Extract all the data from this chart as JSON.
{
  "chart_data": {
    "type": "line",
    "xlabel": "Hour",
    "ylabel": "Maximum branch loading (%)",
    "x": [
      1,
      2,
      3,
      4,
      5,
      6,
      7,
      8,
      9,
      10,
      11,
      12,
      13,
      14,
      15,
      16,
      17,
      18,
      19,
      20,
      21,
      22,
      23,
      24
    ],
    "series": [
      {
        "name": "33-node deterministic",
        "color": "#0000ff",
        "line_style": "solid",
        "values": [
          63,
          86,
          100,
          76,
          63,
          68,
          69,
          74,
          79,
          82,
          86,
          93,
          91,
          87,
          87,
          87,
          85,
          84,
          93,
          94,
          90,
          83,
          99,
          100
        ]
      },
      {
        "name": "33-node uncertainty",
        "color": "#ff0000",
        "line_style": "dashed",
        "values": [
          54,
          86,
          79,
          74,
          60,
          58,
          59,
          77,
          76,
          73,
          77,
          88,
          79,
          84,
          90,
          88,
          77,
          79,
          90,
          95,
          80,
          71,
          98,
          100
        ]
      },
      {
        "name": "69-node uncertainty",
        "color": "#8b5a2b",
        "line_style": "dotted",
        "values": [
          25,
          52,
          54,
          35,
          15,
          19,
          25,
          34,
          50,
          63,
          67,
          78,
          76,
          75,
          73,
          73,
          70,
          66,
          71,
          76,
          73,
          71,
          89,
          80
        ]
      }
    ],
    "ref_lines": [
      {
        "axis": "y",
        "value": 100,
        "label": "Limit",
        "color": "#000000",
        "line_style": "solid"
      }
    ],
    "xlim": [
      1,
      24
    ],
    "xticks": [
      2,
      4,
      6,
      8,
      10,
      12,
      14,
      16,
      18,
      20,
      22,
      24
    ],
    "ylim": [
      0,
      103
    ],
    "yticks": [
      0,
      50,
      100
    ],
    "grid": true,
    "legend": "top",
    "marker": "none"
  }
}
####################
> **Problem details**:
Collect the lines that hold "uncertainty".

> **Exercise result**:
        "name": "33-node uncertainty",
        "name": "69-node uncertainty",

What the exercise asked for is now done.